(begin)
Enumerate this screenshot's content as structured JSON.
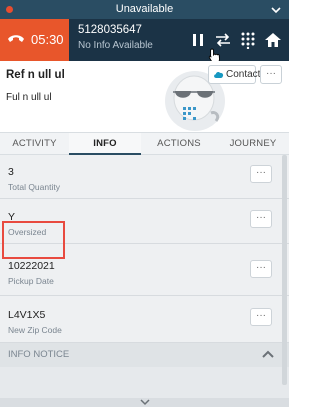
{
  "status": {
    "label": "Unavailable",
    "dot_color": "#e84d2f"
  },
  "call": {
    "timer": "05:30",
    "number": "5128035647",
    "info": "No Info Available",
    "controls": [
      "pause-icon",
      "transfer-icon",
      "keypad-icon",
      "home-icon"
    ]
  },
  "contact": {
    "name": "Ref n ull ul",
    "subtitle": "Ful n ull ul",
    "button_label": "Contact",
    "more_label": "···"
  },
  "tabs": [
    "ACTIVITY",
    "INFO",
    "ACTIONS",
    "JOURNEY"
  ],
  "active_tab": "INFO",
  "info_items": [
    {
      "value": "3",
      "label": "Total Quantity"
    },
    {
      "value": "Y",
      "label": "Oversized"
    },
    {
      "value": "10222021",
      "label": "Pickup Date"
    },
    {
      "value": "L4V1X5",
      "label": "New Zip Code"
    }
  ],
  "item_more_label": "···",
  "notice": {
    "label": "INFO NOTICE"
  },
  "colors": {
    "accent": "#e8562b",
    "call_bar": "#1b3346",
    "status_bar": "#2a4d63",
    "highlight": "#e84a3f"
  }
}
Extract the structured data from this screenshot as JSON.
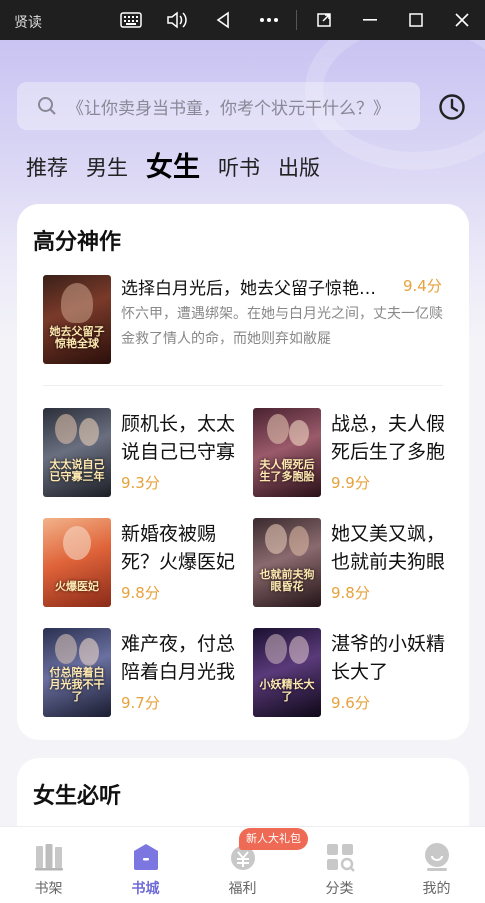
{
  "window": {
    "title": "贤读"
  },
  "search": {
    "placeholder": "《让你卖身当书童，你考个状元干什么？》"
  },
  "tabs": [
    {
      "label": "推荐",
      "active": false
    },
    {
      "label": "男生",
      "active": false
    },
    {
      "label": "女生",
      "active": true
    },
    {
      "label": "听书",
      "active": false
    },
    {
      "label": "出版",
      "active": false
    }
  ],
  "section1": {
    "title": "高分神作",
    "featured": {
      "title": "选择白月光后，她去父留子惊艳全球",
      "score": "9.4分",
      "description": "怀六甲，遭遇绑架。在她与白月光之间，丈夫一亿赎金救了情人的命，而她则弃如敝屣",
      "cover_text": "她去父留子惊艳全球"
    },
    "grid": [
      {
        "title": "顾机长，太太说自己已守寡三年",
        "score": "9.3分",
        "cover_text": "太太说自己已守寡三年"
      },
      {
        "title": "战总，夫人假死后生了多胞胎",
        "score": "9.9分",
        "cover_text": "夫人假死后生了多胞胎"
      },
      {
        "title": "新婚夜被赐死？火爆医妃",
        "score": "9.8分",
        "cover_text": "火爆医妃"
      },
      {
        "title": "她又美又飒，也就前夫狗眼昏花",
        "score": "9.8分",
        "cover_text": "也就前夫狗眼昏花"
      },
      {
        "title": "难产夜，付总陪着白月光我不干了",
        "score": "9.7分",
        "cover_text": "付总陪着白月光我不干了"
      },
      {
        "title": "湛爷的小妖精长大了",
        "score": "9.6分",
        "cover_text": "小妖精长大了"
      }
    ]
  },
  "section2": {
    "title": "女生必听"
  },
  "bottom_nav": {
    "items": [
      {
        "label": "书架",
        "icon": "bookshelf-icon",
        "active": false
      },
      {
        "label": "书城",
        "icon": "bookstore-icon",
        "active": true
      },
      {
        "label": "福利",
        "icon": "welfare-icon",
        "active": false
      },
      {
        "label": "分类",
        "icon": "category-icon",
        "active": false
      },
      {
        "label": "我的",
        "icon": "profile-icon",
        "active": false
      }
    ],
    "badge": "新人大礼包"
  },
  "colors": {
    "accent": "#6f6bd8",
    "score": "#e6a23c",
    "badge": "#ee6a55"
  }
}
(end)
(begin)
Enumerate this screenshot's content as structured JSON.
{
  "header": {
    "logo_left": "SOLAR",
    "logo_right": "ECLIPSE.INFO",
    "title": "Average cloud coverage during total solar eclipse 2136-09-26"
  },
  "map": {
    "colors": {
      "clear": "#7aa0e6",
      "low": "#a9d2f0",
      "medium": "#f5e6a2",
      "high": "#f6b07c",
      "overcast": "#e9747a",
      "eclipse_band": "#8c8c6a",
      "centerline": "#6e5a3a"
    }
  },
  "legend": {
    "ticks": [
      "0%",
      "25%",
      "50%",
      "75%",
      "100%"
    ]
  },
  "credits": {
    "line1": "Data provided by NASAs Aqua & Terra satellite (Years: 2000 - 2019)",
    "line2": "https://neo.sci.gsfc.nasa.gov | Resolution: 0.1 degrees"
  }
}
(end)
WHAT THE TASK ASKS
Track down every line holding the string "value" and copy it.

OUTPUT BELOW
      "value": "3",
      "value": "Y",
      "value": "10222021",
      "value": "L4V1X5",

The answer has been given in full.